### Problem description
Go through the entries below and collect each line with the string "gauge" in it.

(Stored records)
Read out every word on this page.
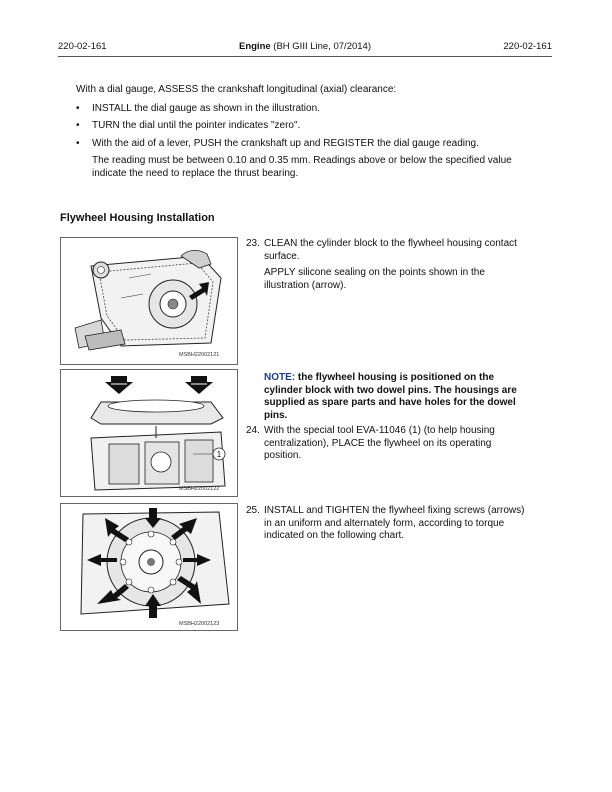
220-02-161	Engine (BH GIII Line, 07/2014)	220-02-161

With a dial gauge, ASSESS the crankshaft longitudinal (axial) clearance:

• INSTALL the dial gauge as shown in the illustration.
• TURN the dial until the pointer indicates "zero".
• With the aid of a lever, PUSH the crankshaft up and REGISTER the dial gauge reading.

The reading must be between 0.10 and 0.35 mm. Readings above or below the specified value indicate the need to replace the thrust bearing.

Flywheel Housing Installation
MSBH22002121
1
MSBH22002122
MSBH22002123
23. CLEAN the cylinder block to the flywheel housing contact surface.

APPLY silicone sealing on the points shown in the illustration (arrow).

NOTE: the flywheel housing is positioned on the cylinder block with two dowel pins. The housings are supplied as spare parts and have holes for the dowel pins.
24. With the special tool EVA-11046 (1) (to help housing centralization), PLACE the flywheel on its operating position.

25. INSTALL and TIGHTEN the flywheel fixing screws (arrows) in an uniform and alternately form, according to torque indicated on the following chart.
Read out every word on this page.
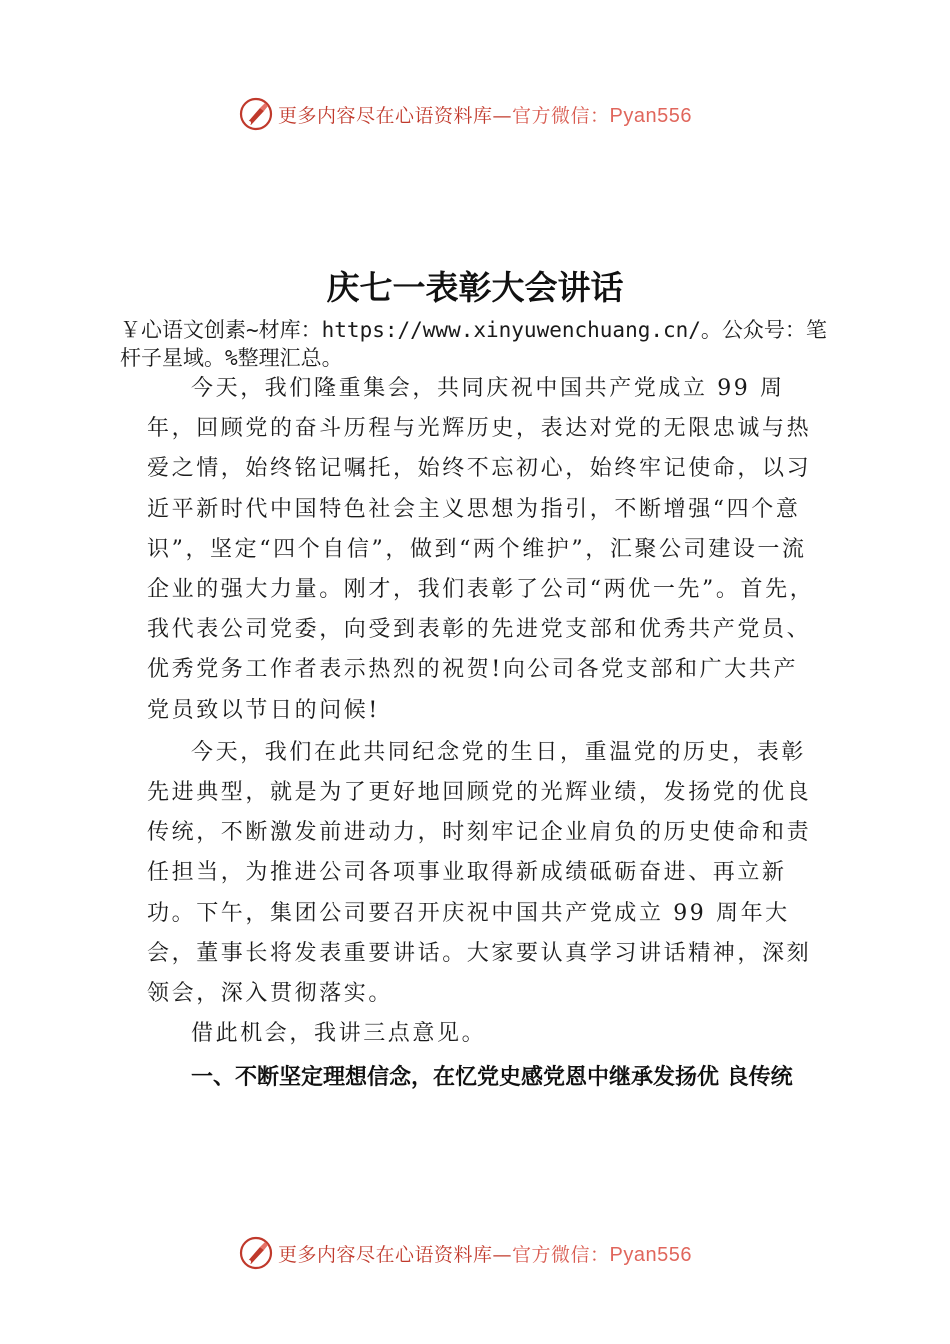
更多内容尽在心语资料库—官方微信：Pyan556
庆七一表彰大会讲话

￥心语文创素~材库：https://www.xinyuwenchuang.cn/。公众号：笔杆子星域。%整理汇总。

今天，我们隆重集会，共同庆祝中国共产党成立 99 周年，回顾党的奋斗历程与光辉历史，表达对党的无限忠诚与热爱之情，始终铭记嘱托，始终不忘初心，始终牢记使命，以习近平新时代中国特色社会主义思想为指引，不断增强“四个意识”，坚定“四个自信”，做到“两个维护”，汇聚公司建设一流企业的强大力量。刚才，我们表彰了公司“两优一先”。首先，我代表公司党委，向受到表彰的先进党支部和优秀共产党员、优秀党务工作者表示热烈的祝贺!向公司各党支部和广大共产党员致以节日的问候!

今天，我们在此共同纪念党的生日，重温党的历史，表彰先进典型，就是为了更好地回顾党的光辉业绩，发扬党的优良传统，不断激发前进动力，时刻牢记企业肩负的历史使命和责任担当，为推进公司各项事业取得新成绩砥砺奋进、再立新功。下午，集团公司要召开庆祝中国共产党成立 99 周年大会，董事长将发表重要讲话。大家要认真学习讲话精神，深刻领会，深入贯彻落实。

借此机会，我讲三点意见。

一、不断坚定理想信念，在忆党史感党恩中继承发扬优 良传统

更多内容尽在心语资料库—官方微信：Pyan556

### Written response
With a dial gauge, ASSESS the crankshaft longitudinal (axial) clearance:
• INSTALL the dial gauge as shown in the illustration.
• With the aid of a lever, PUSH the crankshaft up and REGISTER the dial gauge reading.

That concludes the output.